(Stored records)
###

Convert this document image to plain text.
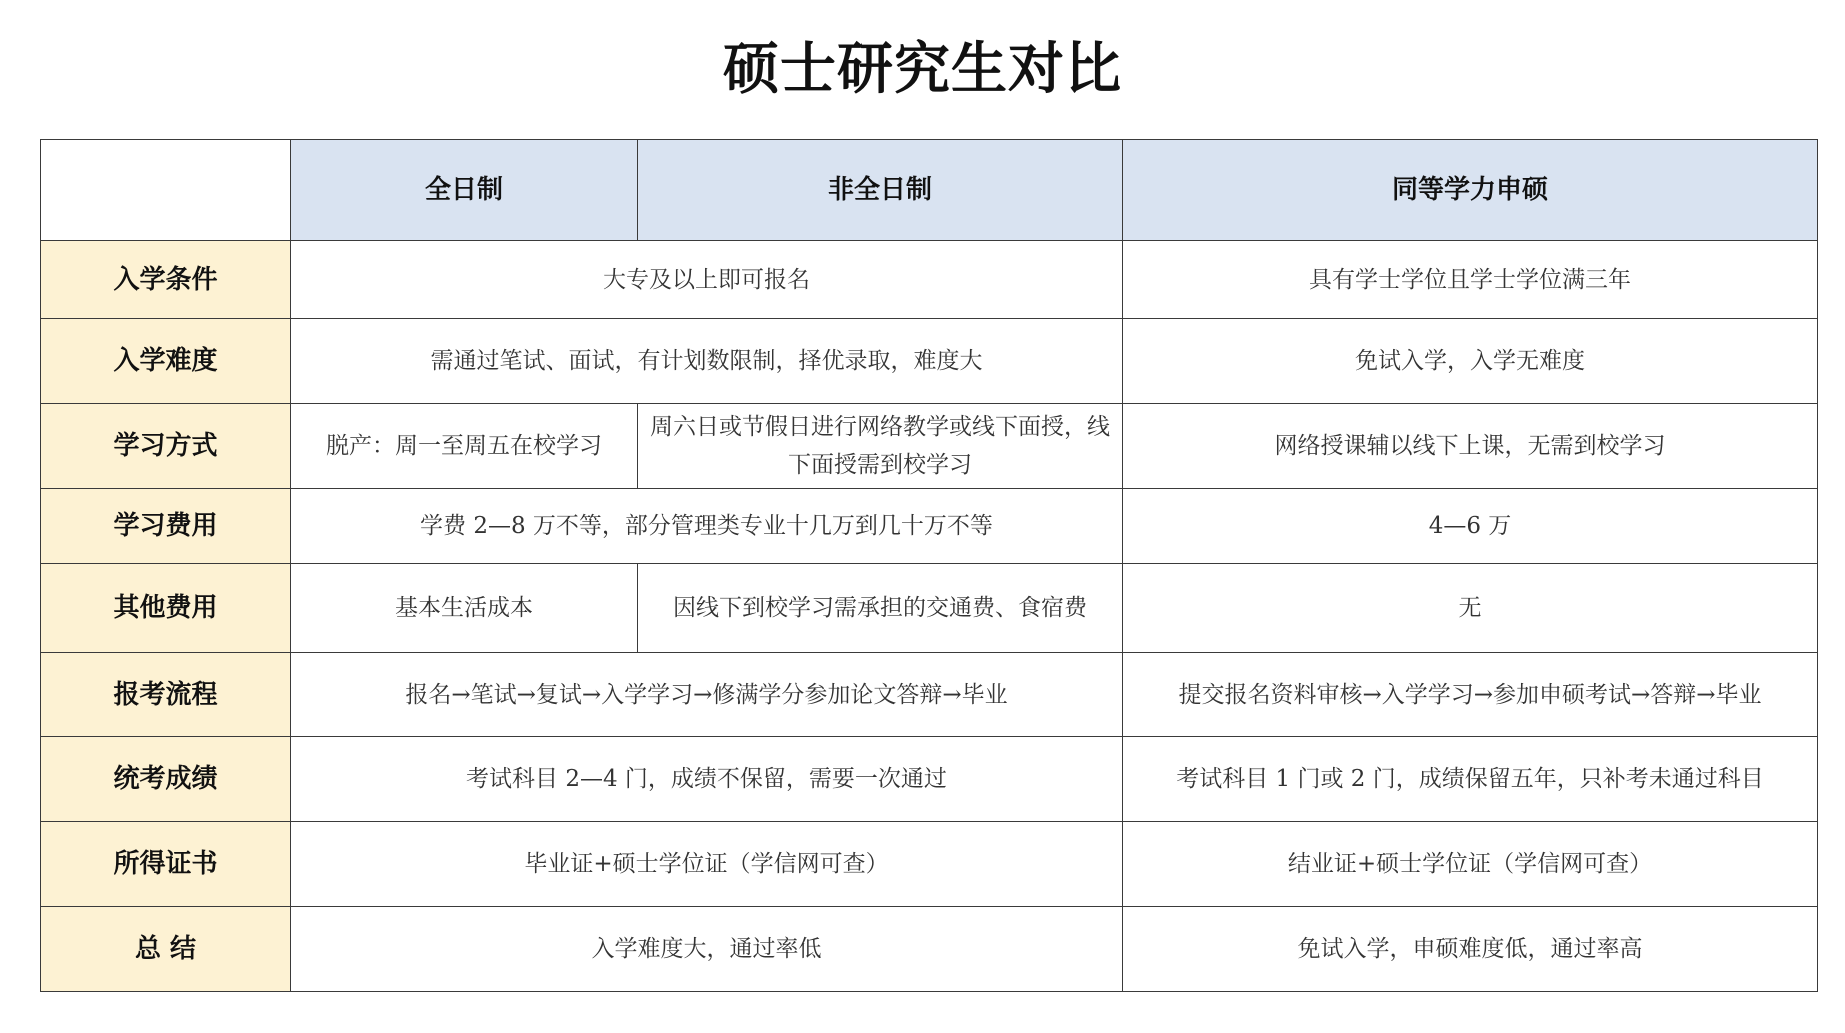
硕士研究生对比
	全日制	非全日制	同等学力申硕
入学条件	大专及以上即可报名		具有学士学位且学士学位满三年
入学难度	需通过笔试、面试，有计划数限制，择优录取，难度大		免试入学，入学无难度
学习方式	脱产：周一至周五在校学习	周六日或节假日进行网络教学或线下面授，线下面授需到校学习	网络授课辅以线下上课，无需到校学习
学习费用	学费 2—8 万不等，部分管理类专业十几万到几十万不等		4—6 万
其他费用	基本生活成本	因线下到校学习需承担的交通费、食宿费	无
报考流程	报名→笔试→复试→入学学习→修满学分参加论文答辩→毕业		提交报名资料审核→入学学习→参加申硕考试→答辩→毕业
统考成绩	考试科目 2—4 门，成绩不保留，需要一次通过		考试科目 1 门或 2 门，成绩保留五年，只补考未通过科目
所得证书	毕业证+硕士学位证（学信网可查）		结业证+硕士学位证（学信网可查）
总 结	入学难度大，通过率低		免试入学，申硕难度低，通过率高
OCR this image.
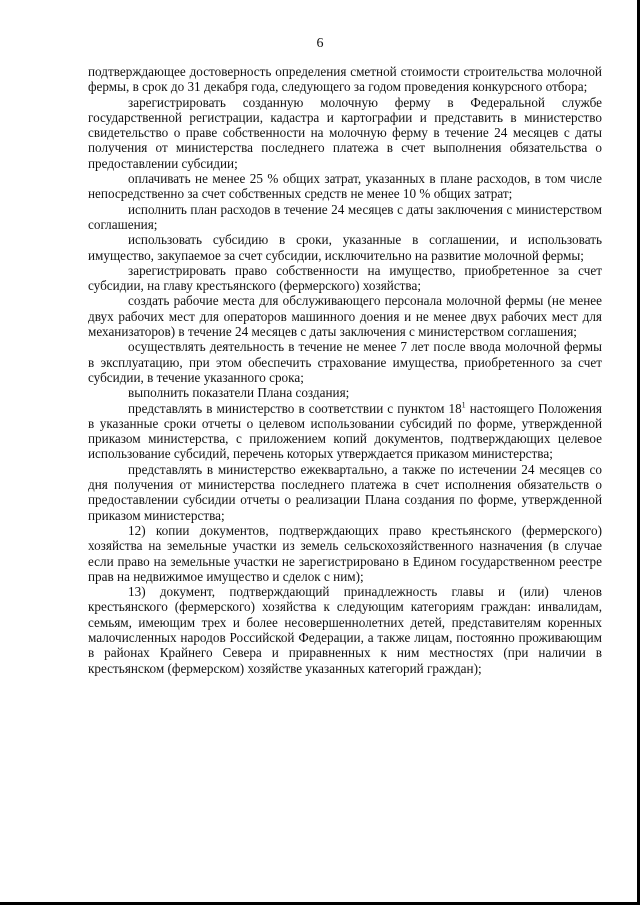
6

подтверждающее достоверность определения сметной стоимости строительства молочной фермы, в срок до 31 декабря года, следующего за годом проведения конкурсного отбора;

зарегистрировать созданную молочную ферму в Федеральной службе государственной регистрации, кадастра и картографии и представить в министерство свидетельство о праве собственности на молочную ферму в течение 24 месяцев с даты получения от министерства последнего платежа в счет выполнения обязательства о предоставлении субсидии;

оплачивать не менее 25 % общих затрат, указанных в плане расходов, в том числе непосредственно за счет собственных средств не менее 10 % общих затрат;

исполнить план расходов в течение 24 месяцев с даты заключения с министерством соглашения;

использовать субсидию в сроки, указанные в соглашении, и использовать имущество, закупаемое за счет субсидии, исключительно на развитие молочной фермы;

зарегистрировать право собственности на имущество, приобретенное за счет субсидии, на главу крестьянского (фермерского) хозяйства;

создать рабочие места для обслуживающего персонала молочной фермы (не менее двух рабочих мест для операторов машинного доения и не менее двух рабочих мест для механизаторов) в течение 24 месяцев с даты заключения с министерством соглашения;

осуществлять деятельность в течение не менее 7 лет после ввода молочной фермы в эксплуатацию, при этом обеспечить страхование имущества, приобретенного за счет субсидии, в течение указанного срока;

выполнить показатели Плана создания;

представлять в министерство в соответствии с пунктом $18^1$ настоящего Положения в указанные сроки отчеты о целевом использовании субсидий по форме, утвержденной приказом министерства, с приложением копий документов, подтверждающих целевое использование субсидий, перечень которых утверждается приказом министерства;

представлять в министерство ежеквартально, а также по истечении 24 месяцев со дня получения от министерства последнего платежа в счет исполнения обязательств о предоставлении субсидии отчеты о реализации Плана создания по форме, утвержденной приказом министерства;

12) копии документов, подтверждающих право крестьянского (фермерского) хозяйства на земельные участки из земель сельскохозяйственного назначения (в случае если право на земельные участки не зарегистрировано в Едином государственном реестре прав на недвижимое имущество и сделок с ним);

13) документ, подтверждающий принадлежность главы и (или) членов крестьянского (фермерского) хозяйства к следующим категориям граждан: инвалидам, семьям, имеющим трех и более несовершеннолетних детей, представителям коренных малочисленных народов Российской Федерации, а также лицам, постоянно проживающим в районах Крайнего Севера и приравненных к ним местностях (при наличии в крестьянском (фермерском) хозяйстве указанных категорий граждан);
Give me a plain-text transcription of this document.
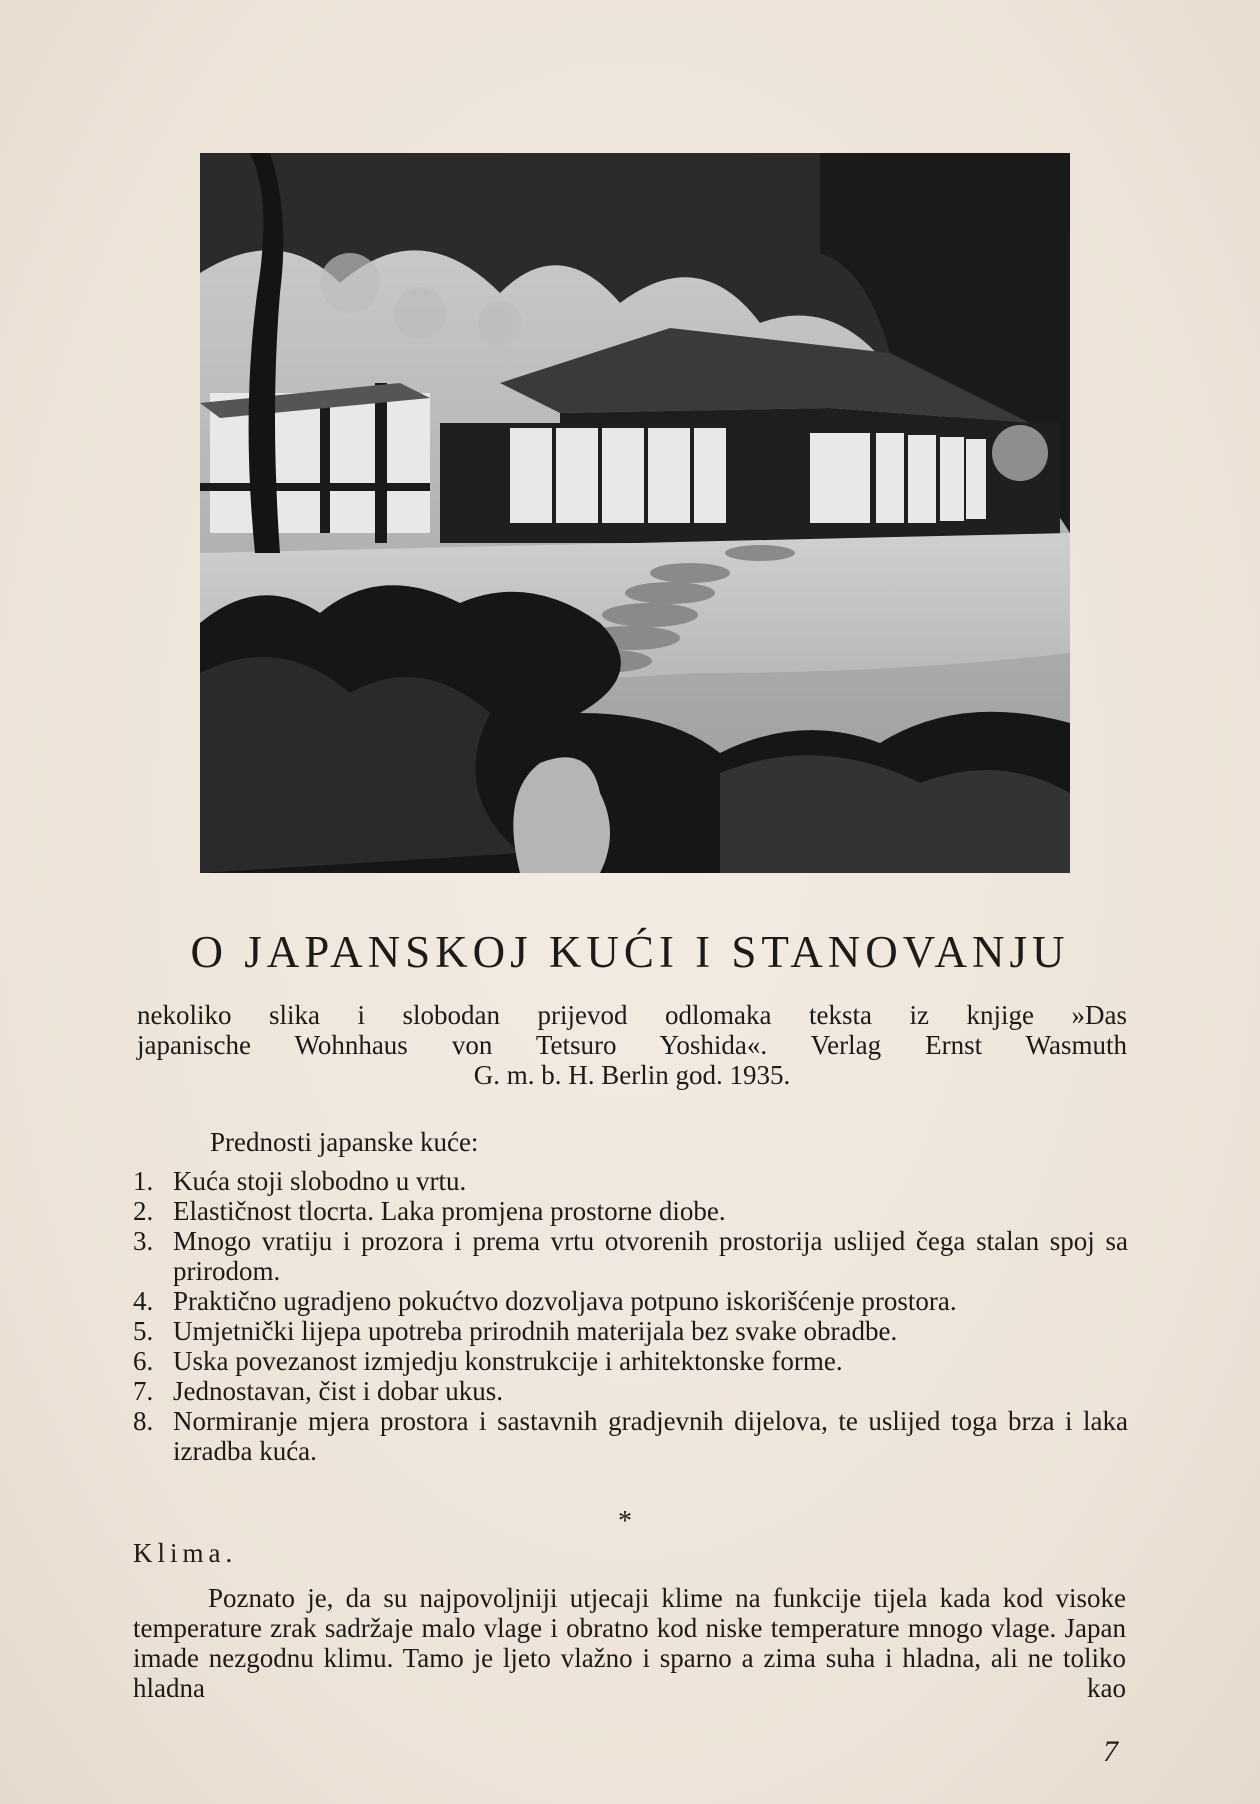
O JAPANSKOJ KUĆI I STANOVANJU
nekoliko slika i slobodan prijevod odlomaka teksta iz knjige »Das
japanische Wohnhaus von Tetsuro Yoshida«. Verlag Ernst Wasmuth
G. m. b. H. Berlin god. 1935.
Prednosti japanske kuće:
1. Kuća stoji slobodno u vrtu.
2. Elastičnost tlocrta. Laka promjena prostorne diobe.
3. Mnogo vratiju i prozora i prema vrtu otvorenih prostorija uslijed čega stalan spoj sa prirodom.
4. Praktično ugradjeno pokućtvo dozvoljava potpuno iskorišćenje prostora.
5. Umjetnički lijepa upotreba prirodnih materijala bez svake obradbe.
6. Uska povezanost izmjedju konstrukcije i arhitektonske forme.
7. Jednostavan, čist i dobar ukus.
8. Normiranje mjera prostora i sastavnih gradjevnih dijelova, te uslijed toga brza i laka izradba kuća.
*
Klima.

Poznato je, da su najpovoljniji utjecaji klime na funkcije tijela kada kod visoke temperature zrak sadržaje malo vlage i obratno kod niske temperature mnogo vlage. Japan imade nezgodnu klimu. Tamo je ljeto vlažno i sparno a zima suha i hladna, ali ne toliko hladna kao

7
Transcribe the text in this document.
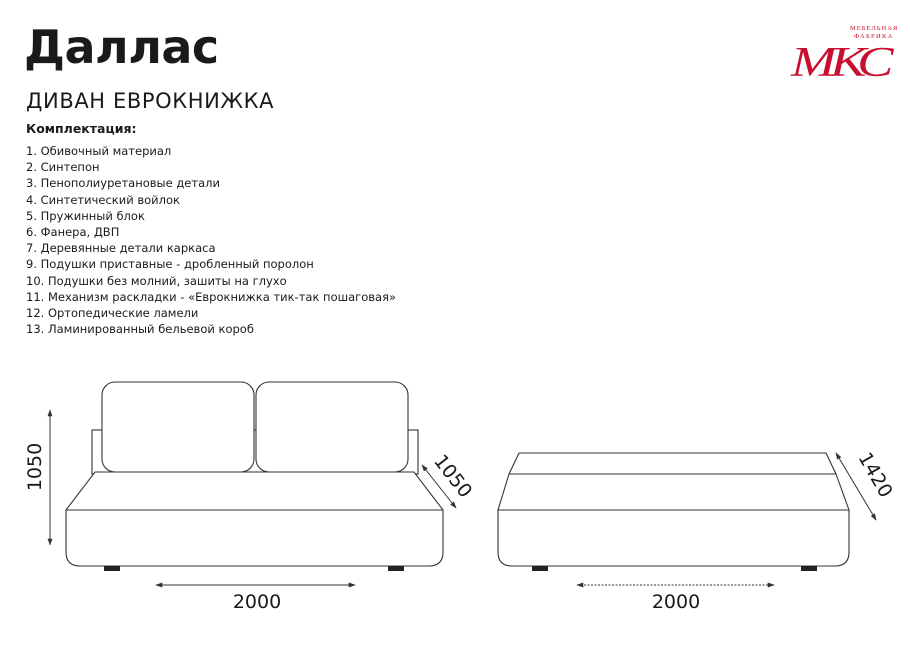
Даллас
ДИВАН ЕВРОКНИЖКА
Комплектация:
1. Обивочный материал
2. Синтепон
3. Пенополиуретановые детали
4. Синтетический войлок
5. Пружинный блок
6. Фанера, ДВП
7. Деревянные детали каркаса
9. Подушки приставные - дробленный поролон
10. Подушки без молний, зашиты на глухо
11. Механизм раскладки - «Еврокнижка тик-так пошаговая»
12. Ортопедические ламели
13. Ламинированный бельевой короб
МЕБЕЛЬНАЯ
ФАБРИКА
МКС
1050	1050
2000
1420
2000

###

## WHAT THE TASK ASKS
The records above are to be restated exactly, without their pictures.

## EXERCISE OUTPUT
Convert this document image to plain text.
硕士研究生对比
	全日制	非全日制	同等学力申硕
入学条件	大专及以上即可报名		具有学士学位且学士学位满三年
入学难度	需通过笔试、面试，有计划数限制，择优录取，难度大		免试入学，入学无难度
学习方式	脱产：周一至周五在校学习	周六日或节假日进行网络教学或线下面授，线下面授需到校学习	网络授课辅以线下上课，无需到校学习
学习费用	学费 2—8 万不等，部分管理类专业十几万到几十万不等		4—6 万
其他费用	基本生活成本	因线下到校学习需承担的交通费、食宿费	无
报考流程	报名→笔试→复试→入学学习→修满学分参加论文答辩→毕业		提交报名资料审核→入学学习→参加申硕考试→答辩→毕业
统考成绩	考试科目 2—4 门，成绩不保留，需要一次通过		考试科目 1 门或 2 门，成绩保留五年，只补考未通过科目
所得证书	毕业证+硕士学位证（学信网可查）		结业证+硕士学位证（学信网可查）
总 结	入学难度大，通过率低		免试入学，申硕难度低，通过率高
OCR this image.
6

подтверждающее достоверность определения сметной стоимости строительства молочной фермы, в срок до 31 декабря года, следующего за годом проведения конкурсного отбора;

зарегистрировать созданную молочную ферму в Федеральной службе государственной регистрации, кадастра и картографии и представить в министерство свидетельство о праве собственности на молочную ферму в течение 24 месяцев с даты получения от министерства последнего платежа в счет выполнения обязательства о предоставлении субсидии;

оплачивать не менее 25 % общих затрат, указанных в плане расходов, в том числе непосредственно за счет собственных средств не менее 10 % общих затрат;

исполнить план расходов в течение 24 месяцев с даты заключения с министерством соглашения;

использовать субсидию в сроки, указанные в соглашении, и использовать имущество, закупаемое за счет субсидии, исключительно на развитие молочной фермы;

зарегистрировать право собственности на имущество, приобретенное за счет субсидии, на главу крестьянского (фермерского) хозяйства;

создать рабочие места для обслуживающего персонала молочной фермы (не менее двух рабочих мест для операторов машинного доения и не менее двух рабочих мест для механизаторов) в течение 24 месяцев с даты заключения с министерством соглашения;

осуществлять деятельность в течение не менее 7 лет после ввода молочной фермы в эксплуатацию, при этом обеспечить страхование имущества, приобретенного за счет субсидии, в течение указанного срока;

выполнить показатели Плана создания;

представлять в министерство в соответствии с пунктом $18^1$ настоящего Положения в указанные сроки отчеты о целевом использовании субсидий по форме, утвержденной приказом министерства, с приложением копий документов, подтверждающих целевое использование субсидий, перечень которых утверждается приказом министерства;

представлять в министерство ежеквартально, а также по истечении 24 месяцев со дня получения от министерства последнего платежа в счет исполнения обязательств о предоставлении субсидии отчеты о реализации Плана создания по форме, утвержденной приказом министерства;

12) копии документов, подтверждающих право крестьянского (фермерского) хозяйства на земельные участки из земель сельскохозяйственного назначения (в случае если право на земельные участки не зарегистрировано в Едином государственном реестре прав на недвижимое имущество и сделок с ним);

13) документ, подтверждающий принадлежность главы и (или) членов крестьянского (фермерского) хозяйства к следующим категориям граждан: инвалидам, семьям, имеющим трех и более несовершеннолетних детей, представителям коренных малочисленных народов Российской Федерации, а также лицам, постоянно проживающим в районах Крайнего Севера и приравненных к ним местностях (при наличии в крестьянском (фермерском) хозяйстве указанных категорий граждан);
Give me a plain-text transcription of this document.
O JAPANSKOJ KUĆI I STANOVANJU
nekoliko slika i slobodan prijevod odlomaka teksta iz knjige »Das
japanische Wohnhaus von Tetsuro Yoshida«. Verlag Ernst Wasmuth
G. m. b. H. Berlin god. 1935.
Prednosti japanske kuće:
1. Kuća stoji slobodno u vrtu.
2. Elastičnost tlocrta. Laka promjena prostorne diobe.
3. Mnogo vratiju i prozora i prema vrtu otvorenih prostorija uslijed čega stalan spoj sa prirodom.
4. Praktično ugradjeno pokućtvo dozvoljava potpuno iskorišćenje prostora.
5. Umjetnički lijepa upotreba prirodnih materijala bez svake obradbe.
6. Uska povezanost izmjedju konstrukcije i arhitektonske forme.
7. Jednostavan, čist i dobar ukus.
8. Normiranje mjera prostora i sastavnih gradjevnih dijelova, te uslijed toga brza i laka izradba kuća.
*
Klima.

Poznato je, da su najpovoljniji utjecaji klime na funkcije tijela kada kod visoke temperature zrak sadržaje malo vlage i obratno kod niske temperature mnogo vlage. Japan imade nezgodnu klimu. Tamo je ljeto vlažno i sparno a zima suha i hladna, ali ne toliko hladna kao

7
Transcribe the text in this document.
Даллас
ДИВАН ЕВРОКНИЖКА
Комплектация:
1. Обивочный материал
2. Синтепон
3. Пенополиуретановые детали
4. Синтетический войлок
5. Пружинный блок
6. Фанера, ДВП
7. Деревянные детали каркаса
9. Подушки приставные - дробленный поролон
10. Подушки без молний, зашиты на глухо
11. Механизм раскладки - «Еврокнижка тик-так пошаговая»
12. Ортопедические ламели
13. Ламинированный бельевой короб
МЕБЕЛЬНАЯ
ФАБРИКА
МКС
1050	1050
2000
1420
2000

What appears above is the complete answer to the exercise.